_Short problem_: Print each line exactly as it is given.

━━━ Task inputs ━━━

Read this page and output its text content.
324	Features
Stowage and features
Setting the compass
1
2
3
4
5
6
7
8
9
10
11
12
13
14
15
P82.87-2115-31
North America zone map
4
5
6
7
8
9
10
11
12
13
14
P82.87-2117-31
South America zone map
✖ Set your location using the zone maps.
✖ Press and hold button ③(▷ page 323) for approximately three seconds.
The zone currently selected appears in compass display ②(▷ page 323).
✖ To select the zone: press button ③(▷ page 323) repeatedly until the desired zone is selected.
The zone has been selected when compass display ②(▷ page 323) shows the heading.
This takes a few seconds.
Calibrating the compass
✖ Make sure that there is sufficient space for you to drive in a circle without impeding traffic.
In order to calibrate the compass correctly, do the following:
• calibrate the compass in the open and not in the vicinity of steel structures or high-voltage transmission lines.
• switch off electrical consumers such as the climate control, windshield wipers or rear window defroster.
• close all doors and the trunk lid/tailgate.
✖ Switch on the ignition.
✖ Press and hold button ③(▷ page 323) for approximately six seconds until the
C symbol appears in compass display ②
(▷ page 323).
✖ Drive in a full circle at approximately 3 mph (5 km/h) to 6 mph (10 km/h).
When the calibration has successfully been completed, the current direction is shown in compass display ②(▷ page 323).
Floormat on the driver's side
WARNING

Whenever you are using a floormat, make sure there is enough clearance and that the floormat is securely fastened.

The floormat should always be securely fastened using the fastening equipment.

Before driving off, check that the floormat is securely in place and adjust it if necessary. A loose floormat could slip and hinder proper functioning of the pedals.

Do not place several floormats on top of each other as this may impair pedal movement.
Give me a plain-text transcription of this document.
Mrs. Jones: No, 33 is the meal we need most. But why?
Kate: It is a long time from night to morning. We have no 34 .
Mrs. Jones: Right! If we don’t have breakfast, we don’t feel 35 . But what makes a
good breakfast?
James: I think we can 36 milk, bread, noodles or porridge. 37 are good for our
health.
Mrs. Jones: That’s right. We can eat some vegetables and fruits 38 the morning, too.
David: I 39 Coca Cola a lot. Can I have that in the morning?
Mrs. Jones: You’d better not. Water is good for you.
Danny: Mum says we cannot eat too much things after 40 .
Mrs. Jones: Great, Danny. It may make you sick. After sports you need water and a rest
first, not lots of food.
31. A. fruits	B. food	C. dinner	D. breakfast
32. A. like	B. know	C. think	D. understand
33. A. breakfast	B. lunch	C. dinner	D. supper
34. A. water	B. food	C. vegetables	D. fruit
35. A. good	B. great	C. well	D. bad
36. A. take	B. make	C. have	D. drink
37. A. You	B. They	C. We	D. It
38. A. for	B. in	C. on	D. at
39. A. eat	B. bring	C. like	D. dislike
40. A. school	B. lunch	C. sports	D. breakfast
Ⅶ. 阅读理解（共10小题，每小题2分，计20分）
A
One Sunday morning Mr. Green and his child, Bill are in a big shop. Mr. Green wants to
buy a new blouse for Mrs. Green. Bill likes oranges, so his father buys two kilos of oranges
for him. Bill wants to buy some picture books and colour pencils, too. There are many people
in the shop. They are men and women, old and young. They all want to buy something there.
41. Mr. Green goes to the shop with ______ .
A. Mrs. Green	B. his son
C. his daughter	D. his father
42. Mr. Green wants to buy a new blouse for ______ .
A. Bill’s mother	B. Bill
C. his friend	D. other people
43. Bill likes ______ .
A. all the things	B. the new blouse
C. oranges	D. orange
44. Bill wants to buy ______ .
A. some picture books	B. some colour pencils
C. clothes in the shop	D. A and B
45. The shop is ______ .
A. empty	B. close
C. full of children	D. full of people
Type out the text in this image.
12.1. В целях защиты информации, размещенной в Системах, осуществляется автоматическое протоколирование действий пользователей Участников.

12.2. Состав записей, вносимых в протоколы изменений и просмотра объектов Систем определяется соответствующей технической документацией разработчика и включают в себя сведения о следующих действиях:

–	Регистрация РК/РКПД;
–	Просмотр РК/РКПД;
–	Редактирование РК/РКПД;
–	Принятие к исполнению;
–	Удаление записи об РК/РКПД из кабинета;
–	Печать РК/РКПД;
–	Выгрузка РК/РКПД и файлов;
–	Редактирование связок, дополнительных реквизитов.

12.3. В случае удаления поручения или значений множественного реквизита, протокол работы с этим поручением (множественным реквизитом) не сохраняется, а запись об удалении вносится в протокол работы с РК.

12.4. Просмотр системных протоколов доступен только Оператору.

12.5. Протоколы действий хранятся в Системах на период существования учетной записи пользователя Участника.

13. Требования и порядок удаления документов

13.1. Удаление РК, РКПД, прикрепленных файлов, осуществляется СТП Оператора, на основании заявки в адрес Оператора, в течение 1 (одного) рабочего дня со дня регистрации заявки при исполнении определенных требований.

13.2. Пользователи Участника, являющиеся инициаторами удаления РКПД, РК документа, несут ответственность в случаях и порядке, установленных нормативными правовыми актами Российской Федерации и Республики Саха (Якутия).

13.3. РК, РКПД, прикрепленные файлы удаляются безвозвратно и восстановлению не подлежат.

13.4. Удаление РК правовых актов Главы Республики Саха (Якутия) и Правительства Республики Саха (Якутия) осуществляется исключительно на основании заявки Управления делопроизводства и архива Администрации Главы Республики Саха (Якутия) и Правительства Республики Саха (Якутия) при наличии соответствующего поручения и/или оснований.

━━━

_Response to the exercise_:
Read this page and output its text content.
324	Features
Stowage and features
Setting the compass
1
2
3
4
5
6
7
8
9
10
11
12
13
14
15
P82.87-2115-31
North America zone map
4
5
6
7
8
9
10
11
12
13
14
P82.87-2117-31
South America zone map
✖ Set your location using the zone maps.
✖ Press and hold button ③(▷ page 323) for approximately three seconds.
The zone currently selected appears in compass display ②(▷ page 323).
✖ To select the zone: press button ③(▷ page 323) repeatedly until the desired zone is selected.
The zone has been selected when compass display ②(▷ page 323) shows the heading.
This takes a few seconds.
Calibrating the compass
✖ Make sure that there is sufficient space for you to drive in a circle without impeding traffic.
In order to calibrate the compass correctly, do the following:
• calibrate the compass in the open and not in the vicinity of steel structures or high-voltage transmission lines.
• switch off electrical consumers such as the climate control, windshield wipers or rear window defroster.
• close all doors and the trunk lid/tailgate.
✖ Switch on the ignition.
✖ Press and hold button ③(▷ page 323) for approximately six seconds until the
C symbol appears in compass display ②
(▷ page 323).
✖ Drive in a full circle at approximately 3 mph (5 km/h) to 6 mph (10 km/h).
When the calibration has successfully been completed, the current direction is shown in compass display ②(▷ page 323).
Floormat on the driver's side
WARNING

Whenever you are using a floormat, make sure there is enough clearance and that the floormat is securely fastened.

The floormat should always be securely fastened using the fastening equipment.

Before driving off, check that the floormat is securely in place and adjust it if necessary. A loose floormat could slip and hinder proper functioning of the pedals.

Do not place several floormats on top of each other as this may impair pedal movement.
Give me a plain-text transcription of this document.
Mrs. Jones: No, 33 is the meal we need most. But why?
Kate: It is a long time from night to morning. We have no 34 .
Mrs. Jones: Right! If we don’t have breakfast, we don’t feel 35 . But what makes a
good breakfast?
James: I think we can 36 milk, bread, noodles or porridge. 37 are good for our
health.
Mrs. Jones: That’s right. We can eat some vegetables and fruits 38 the morning, too.
David: I 39 Coca Cola a lot. Can I have that in the morning?
Mrs. Jones: You’d better not. Water is good for you.
Danny: Mum says we cannot eat too much things after 40 .
Mrs. Jones: Great, Danny. It may make you sick. After sports you need water and a rest
first, not lots of food.
31. A. fruits	B. food	C. dinner	D. breakfast
32. A. like	B. know	C. think	D. understand
33. A. breakfast	B. lunch	C. dinner	D. supper
34. A. water	B. food	C. vegetables	D. fruit
35. A. good	B. great	C. well	D. bad
36. A. take	B. make	C. have	D. drink
37. A. You	B. They	C. We	D. It
38. A. for	B. in	C. on	D. at
39. A. eat	B. bring	C. like	D. dislike
40. A. school	B. lunch	C. sports	D. breakfast
Ⅶ. 阅读理解（共10小题，每小题2分，计20分）
A
One Sunday morning Mr. Green and his child, Bill are in a big shop. Mr. Green wants to
buy a new blouse for Mrs. Green. Bill likes oranges, so his father buys two kilos of oranges
for him. Bill wants to buy some picture books and colour pencils, too. There are many people
in the shop. They are men and women, old and young. They all want to buy something there.
41. Mr. Green goes to the shop with ______ .
A. Mrs. Green	B. his son
C. his daughter	D. his father
42. Mr. Green wants to buy a new blouse for ______ .
A. Bill’s mother	B. Bill
C. his friend	D. other people
43. Bill likes ______ .
A. all the things	B. the new blouse
C. oranges	D. orange
44. Bill wants to buy ______ .
A. some picture books	B. some colour pencils
C. clothes in the shop	D. A and B
45. The shop is ______ .
A. empty	B. close
C. full of children	D. full of people
Type out the text in this image.
12.1. В целях защиты информации, размещенной в Системах, осуществляется автоматическое протоколирование действий пользователей Участников.

12.2. Состав записей, вносимых в протоколы изменений и просмотра объектов Систем определяется соответствующей технической документацией разработчика и включают в себя сведения о следующих действиях:

–	Регистрация РК/РКПД;
–	Просмотр РК/РКПД;
–	Редактирование РК/РКПД;
–	Принятие к исполнению;
–	Удаление записи об РК/РКПД из кабинета;
–	Печать РК/РКПД;
–	Выгрузка РК/РКПД и файлов;
–	Редактирование связок, дополнительных реквизитов.

12.3. В случае удаления поручения или значений множественного реквизита, протокол работы с этим поручением (множественным реквизитом) не сохраняется, а запись об удалении вносится в протокол работы с РК.

12.4. Просмотр системных протоколов доступен только Оператору.

12.5. Протоколы действий хранятся в Системах на период существования учетной записи пользователя Участника.

13. Требования и порядок удаления документов

13.1. Удаление РК, РКПД, прикрепленных файлов, осуществляется СТП Оператора, на основании заявки в адрес Оператора, в течение 1 (одного) рабочего дня со дня регистрации заявки при исполнении определенных требований.

13.2. Пользователи Участника, являющиеся инициаторами удаления РКПД, РК документа, несут ответственность в случаях и порядке, установленных нормативными правовыми актами Российской Федерации и Республики Саха (Якутия).

13.3. РК, РКПД, прикрепленные файлы удаляются безвозвратно и восстановлению не подлежат.

13.4. Удаление РК правовых актов Главы Республики Саха (Якутия) и Правительства Республики Саха (Якутия) осуществляется исключительно на основании заявки Управления делопроизводства и архива Администрации Главы Республики Саха (Якутия) и Правительства Республики Саха (Якутия) при наличии соответствующего поручения и/или оснований.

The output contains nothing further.